___ Excerpted records ___

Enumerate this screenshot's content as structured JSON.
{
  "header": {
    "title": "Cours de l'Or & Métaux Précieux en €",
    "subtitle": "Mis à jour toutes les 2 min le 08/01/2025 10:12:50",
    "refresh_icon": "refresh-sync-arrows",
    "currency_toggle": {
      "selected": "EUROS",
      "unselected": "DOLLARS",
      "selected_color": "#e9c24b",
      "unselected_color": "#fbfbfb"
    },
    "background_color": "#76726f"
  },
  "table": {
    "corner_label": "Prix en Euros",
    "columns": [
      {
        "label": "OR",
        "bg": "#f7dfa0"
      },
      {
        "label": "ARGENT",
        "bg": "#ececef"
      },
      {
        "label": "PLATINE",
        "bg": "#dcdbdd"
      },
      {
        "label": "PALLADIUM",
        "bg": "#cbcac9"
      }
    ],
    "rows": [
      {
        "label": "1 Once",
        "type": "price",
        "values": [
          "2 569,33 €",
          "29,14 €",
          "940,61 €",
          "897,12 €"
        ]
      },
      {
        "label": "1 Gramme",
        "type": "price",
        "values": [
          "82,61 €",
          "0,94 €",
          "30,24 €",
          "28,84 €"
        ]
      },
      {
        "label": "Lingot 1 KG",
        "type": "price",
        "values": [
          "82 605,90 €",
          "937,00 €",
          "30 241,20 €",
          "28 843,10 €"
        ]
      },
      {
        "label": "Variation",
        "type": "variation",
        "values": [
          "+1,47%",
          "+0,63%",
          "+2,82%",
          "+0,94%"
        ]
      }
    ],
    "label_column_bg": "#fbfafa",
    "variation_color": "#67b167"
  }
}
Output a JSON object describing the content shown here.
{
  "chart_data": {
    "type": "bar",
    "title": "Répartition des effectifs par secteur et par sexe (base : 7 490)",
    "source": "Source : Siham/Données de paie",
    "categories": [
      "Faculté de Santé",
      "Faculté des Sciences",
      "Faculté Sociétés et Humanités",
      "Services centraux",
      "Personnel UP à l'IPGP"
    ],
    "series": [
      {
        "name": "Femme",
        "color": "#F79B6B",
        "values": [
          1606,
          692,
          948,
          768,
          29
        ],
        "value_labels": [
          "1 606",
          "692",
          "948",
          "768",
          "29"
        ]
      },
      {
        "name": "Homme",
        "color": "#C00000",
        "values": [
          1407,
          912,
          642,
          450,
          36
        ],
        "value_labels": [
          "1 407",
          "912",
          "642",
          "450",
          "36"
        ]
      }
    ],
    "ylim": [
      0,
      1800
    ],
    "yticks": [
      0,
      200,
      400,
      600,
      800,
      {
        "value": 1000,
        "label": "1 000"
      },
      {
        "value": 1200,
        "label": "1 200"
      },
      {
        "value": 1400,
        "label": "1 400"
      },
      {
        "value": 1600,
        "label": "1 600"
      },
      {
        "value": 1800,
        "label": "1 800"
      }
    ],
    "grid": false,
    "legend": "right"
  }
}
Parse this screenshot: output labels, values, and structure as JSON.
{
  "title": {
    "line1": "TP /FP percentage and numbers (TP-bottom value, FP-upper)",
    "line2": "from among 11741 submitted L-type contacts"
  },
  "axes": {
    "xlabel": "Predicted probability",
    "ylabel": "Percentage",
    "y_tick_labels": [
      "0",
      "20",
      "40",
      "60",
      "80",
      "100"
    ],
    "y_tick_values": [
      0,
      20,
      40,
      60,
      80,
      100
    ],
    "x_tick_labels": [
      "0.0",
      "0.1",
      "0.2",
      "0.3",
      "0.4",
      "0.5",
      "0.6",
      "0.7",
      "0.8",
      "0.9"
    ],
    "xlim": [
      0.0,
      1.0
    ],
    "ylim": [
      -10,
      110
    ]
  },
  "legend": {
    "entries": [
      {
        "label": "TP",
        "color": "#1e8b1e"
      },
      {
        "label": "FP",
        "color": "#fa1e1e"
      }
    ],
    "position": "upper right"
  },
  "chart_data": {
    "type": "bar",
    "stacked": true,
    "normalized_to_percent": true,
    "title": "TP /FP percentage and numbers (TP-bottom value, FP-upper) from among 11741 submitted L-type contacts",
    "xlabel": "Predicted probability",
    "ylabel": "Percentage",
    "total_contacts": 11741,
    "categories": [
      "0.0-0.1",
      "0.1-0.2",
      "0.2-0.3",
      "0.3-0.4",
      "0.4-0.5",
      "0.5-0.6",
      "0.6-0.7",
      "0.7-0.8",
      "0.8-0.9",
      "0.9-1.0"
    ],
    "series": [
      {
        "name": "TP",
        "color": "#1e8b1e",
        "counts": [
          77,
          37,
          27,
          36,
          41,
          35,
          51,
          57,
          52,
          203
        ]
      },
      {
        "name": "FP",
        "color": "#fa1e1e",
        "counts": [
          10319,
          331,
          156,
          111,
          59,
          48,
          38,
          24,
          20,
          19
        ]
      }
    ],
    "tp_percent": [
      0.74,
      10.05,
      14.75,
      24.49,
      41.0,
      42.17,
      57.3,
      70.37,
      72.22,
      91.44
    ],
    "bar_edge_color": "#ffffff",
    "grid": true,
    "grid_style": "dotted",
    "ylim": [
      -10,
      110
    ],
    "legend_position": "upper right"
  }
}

___

# Short exercise
Return the listing above in full, character for character.

# Complete answer
Enumerate this screenshot's content as structured JSON.
{
  "header": {
    "title": "Cours de l'Or & Métaux Précieux en €",
    "subtitle": "Mis à jour toutes les 2 min le 08/01/2025 10:12:50",
    "refresh_icon": "refresh-sync-arrows",
    "currency_toggle": {
      "selected": "EUROS",
      "unselected": "DOLLARS",
      "selected_color": "#e9c24b",
      "unselected_color": "#fbfbfb"
    },
    "background_color": "#76726f"
  },
  "table": {
    "corner_label": "Prix en Euros",
    "columns": [
      {
        "label": "OR",
        "bg": "#f7dfa0"
      },
      {
        "label": "ARGENT",
        "bg": "#ececef"
      },
      {
        "label": "PLATINE",
        "bg": "#dcdbdd"
      },
      {
        "label": "PALLADIUM",
        "bg": "#cbcac9"
      }
    ],
    "rows": [
      {
        "label": "1 Once",
        "type": "price",
        "values": [
          "2 569,33 €",
          "29,14 €",
          "940,61 €",
          "897,12 €"
        ]
      },
      {
        "label": "1 Gramme",
        "type": "price",
        "values": [
          "82,61 €",
          "0,94 €",
          "30,24 €",
          "28,84 €"
        ]
      },
      {
        "label": "Lingot 1 KG",
        "type": "price",
        "values": [
          "82 605,90 €",
          "937,00 €",
          "30 241,20 €",
          "28 843,10 €"
        ]
      },
      {
        "label": "Variation",
        "type": "variation",
        "values": [
          "+1,47%",
          "+0,63%",
          "+2,82%",
          "+0,94%"
        ]
      }
    ],
    "label_column_bg": "#fbfafa",
    "variation_color": "#67b167"
  }
}
Output a JSON object describing the content shown here.
{
  "chart_data": {
    "type": "bar",
    "title": "Répartition des effectifs par secteur et par sexe (base : 7 490)",
    "source": "Source : Siham/Données de paie",
    "categories": [
      "Faculté de Santé",
      "Faculté des Sciences",
      "Faculté Sociétés et Humanités",
      "Services centraux",
      "Personnel UP à l'IPGP"
    ],
    "series": [
      {
        "name": "Femme",
        "color": "#F79B6B",
        "values": [
          1606,
          692,
          948,
          768,
          29
        ],
        "value_labels": [
          "1 606",
          "692",
          "948",
          "768",
          "29"
        ]
      },
      {
        "name": "Homme",
        "color": "#C00000",
        "values": [
          1407,
          912,
          642,
          450,
          36
        ],
        "value_labels": [
          "1 407",
          "912",
          "642",
          "450",
          "36"
        ]
      }
    ],
    "ylim": [
      0,
      1800
    ],
    "yticks": [
      0,
      200,
      400,
      600,
      800,
      {
        "value": 1000,
        "label": "1 000"
      },
      {
        "value": 1200,
        "label": "1 200"
      },
      {
        "value": 1400,
        "label": "1 400"
      },
      {
        "value": 1600,
        "label": "1 600"
      },
      {
        "value": 1800,
        "label": "1 800"
      }
    ],
    "grid": false,
    "legend": "right"
  }
}
Parse this screenshot: output labels, values, and structure as JSON.
{
  "title": {
    "line1": "TP /FP percentage and numbers (TP-bottom value, FP-upper)",
    "line2": "from among 11741 submitted L-type contacts"
  },
  "axes": {
    "xlabel": "Predicted probability",
    "ylabel": "Percentage",
    "y_tick_labels": [
      "0",
      "20",
      "40",
      "60",
      "80",
      "100"
    ],
    "y_tick_values": [
      0,
      20,
      40,
      60,
      80,
      100
    ],
    "x_tick_labels": [
      "0.0",
      "0.1",
      "0.2",
      "0.3",
      "0.4",
      "0.5",
      "0.6",
      "0.7",
      "0.8",
      "0.9"
    ],
    "xlim": [
      0.0,
      1.0
    ],
    "ylim": [
      -10,
      110
    ]
  },
  "legend": {
    "entries": [
      {
        "label": "TP",
        "color": "#1e8b1e"
      },
      {
        "label": "FP",
        "color": "#fa1e1e"
      }
    ],
    "position": "upper right"
  },
  "chart_data": {
    "type": "bar",
    "stacked": true,
    "normalized_to_percent": true,
    "title": "TP /FP percentage and numbers (TP-bottom value, FP-upper) from among 11741 submitted L-type contacts",
    "xlabel": "Predicted probability",
    "ylabel": "Percentage",
    "total_contacts": 11741,
    "categories": [
      "0.0-0.1",
      "0.1-0.2",
      "0.2-0.3",
      "0.3-0.4",
      "0.4-0.5",
      "0.5-0.6",
      "0.6-0.7",
      "0.7-0.8",
      "0.8-0.9",
      "0.9-1.0"
    ],
    "series": [
      {
        "name": "TP",
        "color": "#1e8b1e",
        "counts": [
          77,
          37,
          27,
          36,
          41,
          35,
          51,
          57,
          52,
          203
        ]
      },
      {
        "name": "FP",
        "color": "#fa1e1e",
        "counts": [
          10319,
          331,
          156,
          111,
          59,
          48,
          38,
          24,
          20,
          19
        ]
      }
    ],
    "tp_percent": [
      0.74,
      10.05,
      14.75,
      24.49,
      41.0,
      42.17,
      57.3,
      70.37,
      72.22,
      91.44
    ],
    "bar_edge_color": "#ffffff",
    "grid": true,
    "grid_style": "dotted",
    "ylim": [
      -10,
      110
    ],
    "legend_position": "upper right"
  }
}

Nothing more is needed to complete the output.